Die grossen Lehrbetriebe der Schweiz sehen die neue kaufmännische Grundbildung positiv. Das sagt Stefan Gamper, Head Young Talents der Migros und Präsident der Interessengemeinschaft Unternehmen mit nationaler Berufsbildung. Die Migros bildet allein im kaufmännischen Bereich rund 350 Lernende aus.

Herr Gamper: Wie steht die Migros-Gruppe zur neuen kaufmännischen Grundbildung?
Das KV ist nach wie vor der meistgewählte Lehrberuf der Schweiz. Er hat aber Konkurrenz erhalten durch neue Berufe wie Mediamatikerin oder Informatiker. Vor diesem Hintergrund ist es höchste Zeit für eine umfassende Reform, die den Beruf zukunftsfähig macht.

Teilen andere Grossbetriebe diese Einschätzung?
Ja. Die Stimmung der Mitglieder der IG gegenüber der Reform ist positiv.

Bringt die Reform die erwarteten Innovationen?
Ja. Die für uns zentralen Handlungskompetenzen erhalten mehr Gewicht. Beispielsweise das Einsetzen von Technologien in der digitalen Arbeitswelt oder das Interagieren in einem vernetzten Arbeitsumfeld. Als überaus positiv erachte ich, dass den Jugendlichen die erforderlichen Zukunftskompetenzen vermittelt werden: Teamarbeit, Kommunikation, Selbstreflexion sowie die Fähigkeit zur eigenständigen Kompetenzentwicklung. Das macht das KV zu einer qualitativ hochstehenden und nachhaltigen Ausbildung.

_ _ _

**Schriftlicher Auftrag a**
Prüfe, ob die folgenden Aussagen mit dem Seitenauszug übereinstimmen, und antworte jeweils mit Ja oder Nein samt den entscheidenden Worten als wörtlichem Zitat: (i) Die Migros bildet im kaufmännischen Bereich rund 350 Lernende aus. (ii) Die Mitglieder der IG stehen der Reform ablehnend gegenüber. (iii) Das KV ist nicht mehr der meistgewählte Lehrberuf der Schweiz.
Seitenauszug und Auflistung sind voneinander unabhängiges Material.

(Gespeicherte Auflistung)
_ _ _

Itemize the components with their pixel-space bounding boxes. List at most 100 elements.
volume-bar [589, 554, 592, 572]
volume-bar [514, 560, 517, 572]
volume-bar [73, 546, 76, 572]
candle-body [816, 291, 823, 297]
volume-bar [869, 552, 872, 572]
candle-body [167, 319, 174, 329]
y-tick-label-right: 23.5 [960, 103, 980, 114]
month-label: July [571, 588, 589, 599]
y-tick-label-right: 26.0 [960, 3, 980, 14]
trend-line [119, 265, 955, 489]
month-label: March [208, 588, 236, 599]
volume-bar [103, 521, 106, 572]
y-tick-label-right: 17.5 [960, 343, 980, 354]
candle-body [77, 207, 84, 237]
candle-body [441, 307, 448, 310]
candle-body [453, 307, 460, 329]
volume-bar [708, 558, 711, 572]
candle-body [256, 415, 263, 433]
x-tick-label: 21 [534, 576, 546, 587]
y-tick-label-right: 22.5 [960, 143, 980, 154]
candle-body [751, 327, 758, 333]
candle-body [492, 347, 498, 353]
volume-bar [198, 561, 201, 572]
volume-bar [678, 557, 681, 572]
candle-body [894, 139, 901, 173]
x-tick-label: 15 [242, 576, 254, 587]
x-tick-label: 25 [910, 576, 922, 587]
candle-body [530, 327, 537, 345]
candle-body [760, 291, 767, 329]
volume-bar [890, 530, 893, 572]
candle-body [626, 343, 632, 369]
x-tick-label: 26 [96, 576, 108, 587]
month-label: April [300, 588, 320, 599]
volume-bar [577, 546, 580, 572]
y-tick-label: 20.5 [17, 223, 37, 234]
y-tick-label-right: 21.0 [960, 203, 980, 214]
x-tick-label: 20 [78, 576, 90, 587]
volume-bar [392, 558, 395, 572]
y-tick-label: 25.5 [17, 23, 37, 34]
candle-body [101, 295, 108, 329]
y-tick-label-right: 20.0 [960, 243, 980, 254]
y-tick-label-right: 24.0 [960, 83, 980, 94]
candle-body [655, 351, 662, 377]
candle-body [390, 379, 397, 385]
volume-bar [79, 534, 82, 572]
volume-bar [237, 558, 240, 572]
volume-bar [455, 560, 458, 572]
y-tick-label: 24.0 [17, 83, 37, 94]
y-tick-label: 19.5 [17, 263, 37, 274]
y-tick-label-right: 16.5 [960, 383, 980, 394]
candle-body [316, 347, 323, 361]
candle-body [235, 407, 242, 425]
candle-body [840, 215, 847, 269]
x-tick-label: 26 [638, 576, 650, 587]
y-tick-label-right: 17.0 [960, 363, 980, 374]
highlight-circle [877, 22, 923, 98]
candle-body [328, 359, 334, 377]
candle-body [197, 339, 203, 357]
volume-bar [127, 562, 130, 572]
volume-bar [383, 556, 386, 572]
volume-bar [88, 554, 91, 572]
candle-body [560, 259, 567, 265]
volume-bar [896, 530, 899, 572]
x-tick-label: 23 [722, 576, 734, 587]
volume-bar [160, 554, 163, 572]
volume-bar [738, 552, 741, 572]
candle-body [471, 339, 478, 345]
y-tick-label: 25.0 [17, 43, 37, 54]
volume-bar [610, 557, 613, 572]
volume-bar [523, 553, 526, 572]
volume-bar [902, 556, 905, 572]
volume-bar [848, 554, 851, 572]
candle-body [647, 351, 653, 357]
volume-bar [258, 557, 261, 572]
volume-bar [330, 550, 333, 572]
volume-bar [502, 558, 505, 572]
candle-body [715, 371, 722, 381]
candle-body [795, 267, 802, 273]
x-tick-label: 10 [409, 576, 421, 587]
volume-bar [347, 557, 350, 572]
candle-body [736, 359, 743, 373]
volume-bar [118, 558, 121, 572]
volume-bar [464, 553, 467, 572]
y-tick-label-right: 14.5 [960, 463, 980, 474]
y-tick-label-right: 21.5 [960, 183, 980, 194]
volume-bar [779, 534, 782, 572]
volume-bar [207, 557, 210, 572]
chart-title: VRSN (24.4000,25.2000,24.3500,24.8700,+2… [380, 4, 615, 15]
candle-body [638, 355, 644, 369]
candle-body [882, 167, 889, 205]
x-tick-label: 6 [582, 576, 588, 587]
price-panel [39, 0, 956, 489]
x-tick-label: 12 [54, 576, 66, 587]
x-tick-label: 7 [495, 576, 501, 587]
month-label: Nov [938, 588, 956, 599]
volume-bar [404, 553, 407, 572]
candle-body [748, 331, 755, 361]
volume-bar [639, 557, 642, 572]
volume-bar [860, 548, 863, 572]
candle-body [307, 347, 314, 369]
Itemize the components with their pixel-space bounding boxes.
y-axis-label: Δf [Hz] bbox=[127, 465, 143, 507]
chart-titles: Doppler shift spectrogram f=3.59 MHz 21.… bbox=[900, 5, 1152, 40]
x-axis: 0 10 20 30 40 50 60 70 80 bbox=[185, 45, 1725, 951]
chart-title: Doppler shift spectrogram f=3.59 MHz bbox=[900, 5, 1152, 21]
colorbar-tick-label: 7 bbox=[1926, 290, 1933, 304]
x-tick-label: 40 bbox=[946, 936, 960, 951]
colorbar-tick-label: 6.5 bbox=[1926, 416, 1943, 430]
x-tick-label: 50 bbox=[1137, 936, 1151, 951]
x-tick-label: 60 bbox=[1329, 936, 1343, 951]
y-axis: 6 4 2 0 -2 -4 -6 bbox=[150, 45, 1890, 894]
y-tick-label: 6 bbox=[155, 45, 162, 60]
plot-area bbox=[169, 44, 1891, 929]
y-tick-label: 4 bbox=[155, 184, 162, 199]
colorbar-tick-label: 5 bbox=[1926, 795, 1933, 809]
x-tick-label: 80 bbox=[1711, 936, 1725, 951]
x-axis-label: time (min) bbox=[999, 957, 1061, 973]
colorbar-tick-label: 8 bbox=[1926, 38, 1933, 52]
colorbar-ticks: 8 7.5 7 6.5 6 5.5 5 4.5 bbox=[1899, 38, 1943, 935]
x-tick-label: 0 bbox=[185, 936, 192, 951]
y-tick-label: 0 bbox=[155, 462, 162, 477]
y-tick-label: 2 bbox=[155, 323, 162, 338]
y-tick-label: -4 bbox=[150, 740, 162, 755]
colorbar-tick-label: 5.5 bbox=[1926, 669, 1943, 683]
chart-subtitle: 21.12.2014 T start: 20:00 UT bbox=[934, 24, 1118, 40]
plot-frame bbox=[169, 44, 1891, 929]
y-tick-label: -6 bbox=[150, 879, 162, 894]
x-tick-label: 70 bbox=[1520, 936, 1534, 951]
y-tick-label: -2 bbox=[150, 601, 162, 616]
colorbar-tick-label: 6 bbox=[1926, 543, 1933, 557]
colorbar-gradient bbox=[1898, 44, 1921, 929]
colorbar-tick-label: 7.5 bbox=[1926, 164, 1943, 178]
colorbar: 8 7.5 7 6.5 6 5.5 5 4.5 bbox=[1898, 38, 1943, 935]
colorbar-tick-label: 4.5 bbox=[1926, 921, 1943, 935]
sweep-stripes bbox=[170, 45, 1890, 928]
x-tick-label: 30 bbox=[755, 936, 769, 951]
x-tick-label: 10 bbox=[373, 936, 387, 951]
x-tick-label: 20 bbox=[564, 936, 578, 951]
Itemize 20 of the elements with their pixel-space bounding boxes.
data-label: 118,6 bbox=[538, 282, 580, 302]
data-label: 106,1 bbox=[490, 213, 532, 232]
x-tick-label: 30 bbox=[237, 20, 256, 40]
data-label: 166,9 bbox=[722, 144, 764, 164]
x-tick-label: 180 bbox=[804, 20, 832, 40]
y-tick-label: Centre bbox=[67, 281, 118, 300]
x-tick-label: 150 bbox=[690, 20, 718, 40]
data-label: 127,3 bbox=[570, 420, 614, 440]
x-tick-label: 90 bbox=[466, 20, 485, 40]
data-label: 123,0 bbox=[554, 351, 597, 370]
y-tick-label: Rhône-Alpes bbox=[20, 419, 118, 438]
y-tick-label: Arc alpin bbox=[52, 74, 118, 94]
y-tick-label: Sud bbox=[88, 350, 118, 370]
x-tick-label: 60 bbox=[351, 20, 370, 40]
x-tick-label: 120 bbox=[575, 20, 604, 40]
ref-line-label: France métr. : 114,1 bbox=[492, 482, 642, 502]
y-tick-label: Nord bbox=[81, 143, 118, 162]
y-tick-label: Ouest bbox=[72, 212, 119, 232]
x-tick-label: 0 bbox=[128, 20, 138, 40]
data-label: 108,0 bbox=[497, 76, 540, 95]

_ _ _

**Schriftlicher Auftrag b**
Gib die Zeilen der Auflistung wortgetreu wieder, vom Anfang der Auflistung bis einschließlich der Zeile mit „volume-bar [160, 554, 163, 572]“.

**Ergebnis a**
(i) Ja: „Die Migros bildet allein im kaufmännischen Bereich rund 350 Lernende aus.“
(ii) Nein: „Die Stimmung der Mitglieder der IG gegenüber der Reform ist positiv.“
(iii) Nein: „Das KV ist nach wie vor der meistgewählte Lehrberuf der Schweiz.“

**Ergebnis b**
Itemize the components with their pixel-space bounding boxes. List at most 100 elements.
volume-bar [589, 554, 592, 572]
volume-bar [514, 560, 517, 572]
volume-bar [73, 546, 76, 572]
candle-body [816, 291, 823, 297]
volume-bar [869, 552, 872, 572]
candle-body [167, 319, 174, 329]
y-tick-label-right: 23.5 [960, 103, 980, 114]
month-label: July [571, 588, 589, 599]
y-tick-label-right: 26.0 [960, 3, 980, 14]
trend-line [119, 265, 955, 489]
month-label: March [208, 588, 236, 599]
volume-bar [103, 521, 106, 572]
y-tick-label-right: 17.5 [960, 343, 980, 354]
candle-body [77, 207, 84, 237]
candle-body [441, 307, 448, 310]
candle-body [453, 307, 460, 329]
volume-bar [708, 558, 711, 572]
candle-body [256, 415, 263, 433]
x-tick-label: 21 [534, 576, 546, 587]
y-tick-label-right: 22.5 [960, 143, 980, 154]
candle-body [751, 327, 758, 333]
candle-body [492, 347, 498, 353]
volume-bar [198, 561, 201, 572]
volume-bar [678, 557, 681, 572]
candle-body [894, 139, 901, 173]
x-tick-label: 15 [242, 576, 254, 587]
x-tick-label: 25 [910, 576, 922, 587]
candle-body [530, 327, 537, 345]
candle-body [760, 291, 767, 329]
volume-bar [890, 530, 893, 572]
candle-body [626, 343, 632, 369]
x-tick-label: 26 [96, 576, 108, 587]
month-label: April [300, 588, 320, 599]
volume-bar [577, 546, 580, 572]
y-tick-label: 20.5 [17, 223, 37, 234]
y-tick-label-right: 21.0 [960, 203, 980, 214]
x-tick-label: 20 [78, 576, 90, 587]
volume-bar [392, 558, 395, 572]
y-tick-label: 25.5 [17, 23, 37, 34]
candle-body [101, 295, 108, 329]
y-tick-label-right: 20.0 [960, 243, 980, 254]
y-tick-label-right: 24.0 [960, 83, 980, 94]
candle-body [655, 351, 662, 377]
candle-body [390, 379, 397, 385]
volume-bar [79, 534, 82, 572]
volume-bar [237, 558, 240, 572]
volume-bar [455, 560, 458, 572]
y-tick-label: 24.0 [17, 83, 37, 94]
y-tick-label: 19.5 [17, 263, 37, 274]
y-tick-label-right: 16.5 [960, 383, 980, 394]
candle-body [316, 347, 323, 361]
candle-body [235, 407, 242, 425]
candle-body [840, 215, 847, 269]
x-tick-label: 26 [638, 576, 650, 587]
y-tick-label-right: 17.0 [960, 363, 980, 374]
highlight-circle [877, 22, 923, 98]
candle-body [328, 359, 334, 377]
candle-body [197, 339, 203, 357]
volume-bar [127, 562, 130, 572]
volume-bar [383, 556, 386, 572]
volume-bar [88, 554, 91, 572]
candle-body [560, 259, 567, 265]
volume-bar [896, 530, 899, 572]
x-tick-label: 23 [722, 576, 734, 587]
volume-bar [160, 554, 163, 572]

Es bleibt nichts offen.